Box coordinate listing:
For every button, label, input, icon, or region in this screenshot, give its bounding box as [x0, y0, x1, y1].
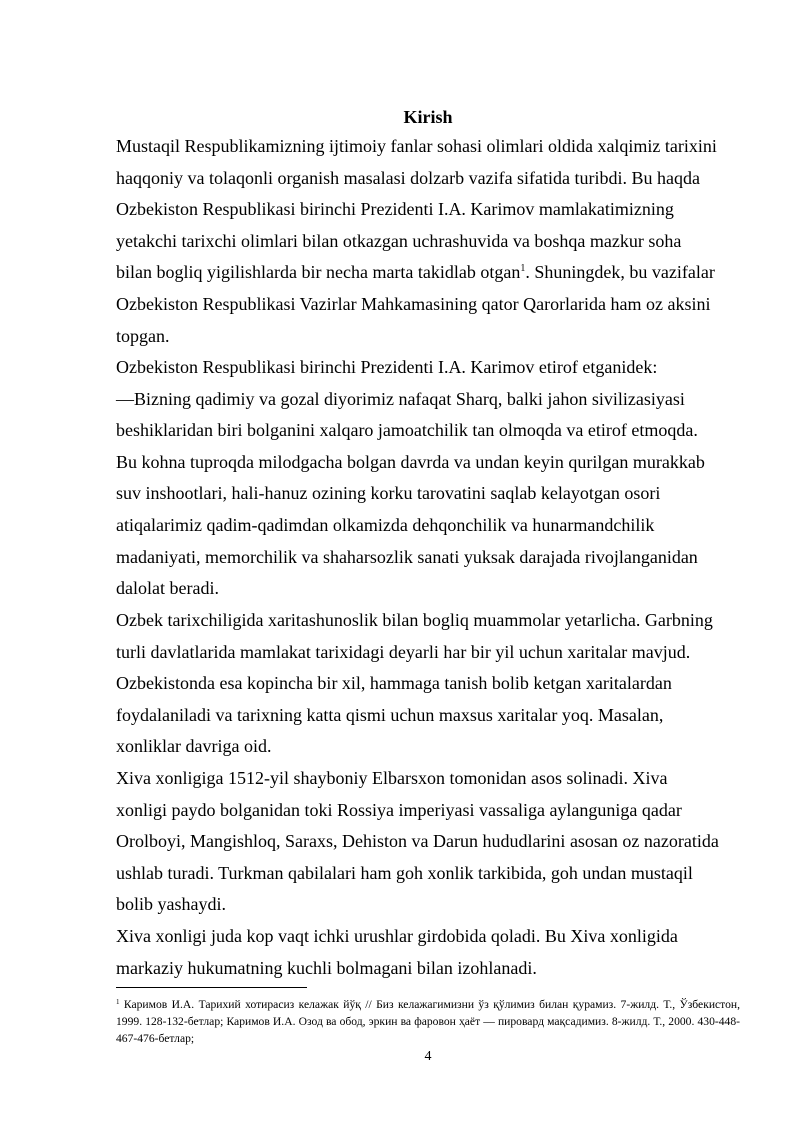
text-line: Bu kohna tuproqda milodgacha bolgan davrda va undan keyin qurilgan murakkab	[116, 451, 705, 472]
text-line: Xiva xonligiga 1512-yil shayboniy Elbarsxon tomonidan asos solinadi. Xiva	[116, 768, 668, 788]
text-line: Orolboyi, Mangishloq, Saraxs, Dehiston va Darun hududlarini asosan oz nazoratida	[116, 831, 719, 852]
text-line: foydalaniladi va tarixning katta qismi uchun maxsus xaritalar yoq. Masalan,	[116, 704, 664, 725]
paragraph-4	[116, 763, 746, 921]
text-line: dalolat beradi.	[116, 578, 219, 599]
footnote-reference[interactable]: 1	[520, 263, 526, 275]
text-line: Mustaqil Respublikamizning ijtimoiy fanlar sohasi olimlari oldida xalqimiz tarixini	[116, 136, 717, 156]
footnote-mark: 1	[116, 998, 120, 1006]
text-line: xonligi paydo bolganidan toki Rossiya imperiyasi vassaliga aylanguniga qadar	[116, 799, 682, 820]
text-line: suv inshootlari, hali-hanuz ozining korku tarovatini saqlab kelayotgan osori	[116, 483, 661, 504]
paragraph-1	[116, 131, 746, 352]
footnote-text: Каримов И.А. Тарихий хотирасиз келажак йўқ // Биз келажагимизни ўз қўлимиз билан қурамиз. 7-жилд. Т., Ўзбекистон, 1999. 128-132-бетлар; Каримов И.А. Озод ва обод, эркин ва фаровон ҳаёт — пировард мақсадимиз. 8-жилд. Т., 2000. 430-448-467-476-бетлар;	[116, 998, 740, 1045]
text-line: topgan.	[116, 325, 170, 346]
text-line: xonliklar davriga oid.	[116, 736, 272, 757]
paragraph-3	[116, 605, 746, 763]
text-line: madaniyati, memorchilik va shaharsozlik sanati yuksak darajada rivojlanganidan	[116, 546, 698, 567]
text-line: bolib yashaydi.	[116, 894, 226, 915]
text-line: Ozbekistonda esa kopincha bir xil, hammaga tanish bolib ketgan xaritalardan	[116, 673, 672, 694]
text-line: Ozbekiston Respublikasi Vazirlar Mahkamasining qator Qarorlarida ham oz aksini	[116, 293, 711, 314]
section-heading: Kirish	[403, 107, 453, 127]
text-segment: . Shuningdek, bu vazifalar	[525, 262, 715, 283]
text-line: Ozbekiston Respublikasi birinchi Prezidenti I.A. Karimov mamlakatimizning	[116, 199, 674, 220]
text-line: turli davlatlarida mamlakat tarixidagi deyarli har bir yil uchun xaritalar mavjud.	[116, 641, 691, 662]
text-line: haqqoniy va tolaqonli organish masalasi dolzarb vazifa sifatida turibdi. Bu haqda	[116, 167, 701, 188]
text-line: Ozbek tarixchiligida xaritashunoslik bilan bogliq muammolar yetarlicha. Garbning	[116, 610, 713, 630]
page-number: 4	[424, 1049, 432, 1064]
text-line: ushlab turadi. Turkman qabilalari ham goh xonlik tarkibida, goh undan mustaqil	[116, 862, 693, 883]
text-line: Ozbekiston Respublikasi birinchi Prezidenti I.A. Karimov etirof etganidek:	[116, 357, 658, 377]
paragraph-2	[116, 352, 746, 605]
text-line: beshiklaridan biri bolganini xalqaro jamoatchilik tan olmoqda va etirof etmoqda.	[116, 420, 698, 441]
text-line: —Bizning qadimiy va gozal diyorimiz nafaqat Sharq, balki jahon sivilizasiyasi	[116, 388, 685, 409]
text-segment: bilan bogliq yigilishlarda bir necha marta takidlab otgan	[116, 262, 521, 283]
footnote-separator	[116, 987, 307, 988]
text-line: Xiva xonligi juda kop vaqt ichki urushlar girdobida qoladi. Bu Xiva xonligida	[116, 926, 678, 946]
text-line: markaziy hukumatning kuchli bolmagani bilan izohlanadi.	[116, 957, 537, 978]
text-line: yetakchi tarixchi olimlari bilan otkazgan uchrashuvida va boshqa mazkur soha	[116, 230, 682, 251]
text-line	[116, 257, 746, 289]
footnote	[116, 996, 740, 1047]
text-line: atiqalarimiz qadim-qadimdan olkamizda dehqonchilik va hunarmandchilik	[116, 514, 655, 535]
paragraph-5	[116, 921, 746, 984]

→ **JOB**: In how many lines of the listing does the string "bilan" occur? Count it case-sensitively and state only the number.

→ **IN RESPONSE**: 4